◆ **GOAL**:
Output each line of the material exactly as it stands.

◆ **WORKING DATA**:

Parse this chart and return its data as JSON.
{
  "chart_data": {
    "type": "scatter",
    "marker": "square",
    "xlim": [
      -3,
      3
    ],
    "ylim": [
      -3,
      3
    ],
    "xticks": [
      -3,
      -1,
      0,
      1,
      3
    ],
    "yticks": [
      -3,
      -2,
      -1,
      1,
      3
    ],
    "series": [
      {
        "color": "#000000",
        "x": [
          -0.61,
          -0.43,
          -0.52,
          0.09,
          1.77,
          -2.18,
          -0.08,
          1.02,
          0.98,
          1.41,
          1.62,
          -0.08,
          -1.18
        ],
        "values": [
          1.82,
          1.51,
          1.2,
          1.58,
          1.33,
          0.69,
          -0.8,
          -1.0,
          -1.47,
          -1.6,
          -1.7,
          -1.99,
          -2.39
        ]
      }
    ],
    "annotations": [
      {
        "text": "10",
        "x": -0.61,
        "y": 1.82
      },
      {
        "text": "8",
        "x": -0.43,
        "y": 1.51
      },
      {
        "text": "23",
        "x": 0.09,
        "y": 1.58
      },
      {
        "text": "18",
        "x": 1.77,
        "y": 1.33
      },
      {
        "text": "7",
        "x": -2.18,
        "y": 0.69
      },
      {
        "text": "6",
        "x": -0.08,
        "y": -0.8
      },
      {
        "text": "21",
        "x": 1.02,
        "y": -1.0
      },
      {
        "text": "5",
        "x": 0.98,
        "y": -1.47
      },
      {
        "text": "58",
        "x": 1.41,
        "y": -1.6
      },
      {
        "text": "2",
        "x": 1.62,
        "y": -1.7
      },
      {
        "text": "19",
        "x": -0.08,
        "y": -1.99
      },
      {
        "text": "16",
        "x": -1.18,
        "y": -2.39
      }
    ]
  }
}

◆ **WORKED ANSWER**:
Parse this chart and return its data as JSON.
{
  "chart_data": {
    "type": "scatter",
    "marker": "square",
    "xlim": [
      -3,
      3
    ],
    "ylim": [
      -3,
      3
    ],
    "xticks": [
      -3,
      -1,
      0,
      1,
      3
    ],
    "yticks": [
      -3,
      -2,
      -1,
      1,
      3
    ],
    "series": [
      {
        "color": "#000000",
        "x": [
          -0.61,
          -0.43,
          -0.52,
          0.09,
          1.77,
          -2.18,
          -0.08,
          1.02,
          0.98,
          1.41,
          1.62,
          -0.08,
          -1.18
        ],
        "values": [
          1.82,
          1.51,
          1.2,
          1.58,
          1.33,
          0.69,
          -0.8,
          -1.0,
          -1.47,
          -1.6,
          -1.7,
          -1.99,
          -2.39
        ]
      }
    ],
    "annotations": [
      {
        "text": "10",
        "x": -0.61,
        "y": 1.82
      },
      {
        "text": "8",
        "x": -0.43,
        "y": 1.51
      },
      {
        "text": "23",
        "x": 0.09,
        "y": 1.58
      },
      {
        "text": "18",
        "x": 1.77,
        "y": 1.33
      },
      {
        "text": "7",
        "x": -2.18,
        "y": 0.69
      },
      {
        "text": "6",
        "x": -0.08,
        "y": -0.8
      },
      {
        "text": "21",
        "x": 1.02,
        "y": -1.0
      },
      {
        "text": "5",
        "x": 0.98,
        "y": -1.47
      },
      {
        "text": "58",
        "x": 1.41,
        "y": -1.6
      },
      {
        "text": "2",
        "x": 1.62,
        "y": -1.7
      },
      {
        "text": "19",
        "x": -0.08,
        "y": -1.99
      },
      {
        "text": "16",
        "x": -1.18,
        "y": -2.39
      }
    ]
  }
}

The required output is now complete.